#### [PROBLEM DESCRIPTION]
Select, from the material below, each line with "приложения" in it.
* * * *
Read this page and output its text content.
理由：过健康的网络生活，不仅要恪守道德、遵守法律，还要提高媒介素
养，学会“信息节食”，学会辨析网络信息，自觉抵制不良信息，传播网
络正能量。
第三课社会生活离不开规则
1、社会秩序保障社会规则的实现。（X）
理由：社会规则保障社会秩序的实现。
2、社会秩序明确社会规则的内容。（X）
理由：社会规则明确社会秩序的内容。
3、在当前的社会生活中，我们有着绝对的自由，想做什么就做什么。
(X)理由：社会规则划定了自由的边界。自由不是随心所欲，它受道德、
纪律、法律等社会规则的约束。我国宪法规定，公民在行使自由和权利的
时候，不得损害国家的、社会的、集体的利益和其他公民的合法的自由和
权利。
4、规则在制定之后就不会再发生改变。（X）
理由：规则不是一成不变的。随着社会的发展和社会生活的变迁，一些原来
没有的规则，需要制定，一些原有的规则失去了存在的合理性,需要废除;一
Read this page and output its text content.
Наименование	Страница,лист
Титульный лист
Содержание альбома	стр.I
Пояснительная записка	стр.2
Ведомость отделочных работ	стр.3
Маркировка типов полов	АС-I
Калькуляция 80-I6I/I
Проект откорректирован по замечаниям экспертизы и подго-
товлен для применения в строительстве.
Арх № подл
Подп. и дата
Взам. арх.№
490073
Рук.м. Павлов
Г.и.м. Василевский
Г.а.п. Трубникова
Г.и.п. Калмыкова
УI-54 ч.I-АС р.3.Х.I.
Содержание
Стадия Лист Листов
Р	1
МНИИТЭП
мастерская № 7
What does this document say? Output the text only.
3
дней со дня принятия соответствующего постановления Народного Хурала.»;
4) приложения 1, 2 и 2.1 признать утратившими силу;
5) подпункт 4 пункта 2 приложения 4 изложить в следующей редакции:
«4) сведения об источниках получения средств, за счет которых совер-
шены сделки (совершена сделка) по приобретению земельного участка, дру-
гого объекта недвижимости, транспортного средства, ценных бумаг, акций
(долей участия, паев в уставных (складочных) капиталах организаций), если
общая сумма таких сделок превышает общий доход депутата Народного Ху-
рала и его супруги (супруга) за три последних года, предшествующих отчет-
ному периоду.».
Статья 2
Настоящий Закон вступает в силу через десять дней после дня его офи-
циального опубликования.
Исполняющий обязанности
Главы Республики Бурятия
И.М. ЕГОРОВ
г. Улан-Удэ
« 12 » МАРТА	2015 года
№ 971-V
* * * *
#### [TASK ANSWER]
4) приложения 1, 2 и 2.1 признать утратившими силу;
5) подпункт 4 пункта 2 приложения 4 изложить в следующей редакции:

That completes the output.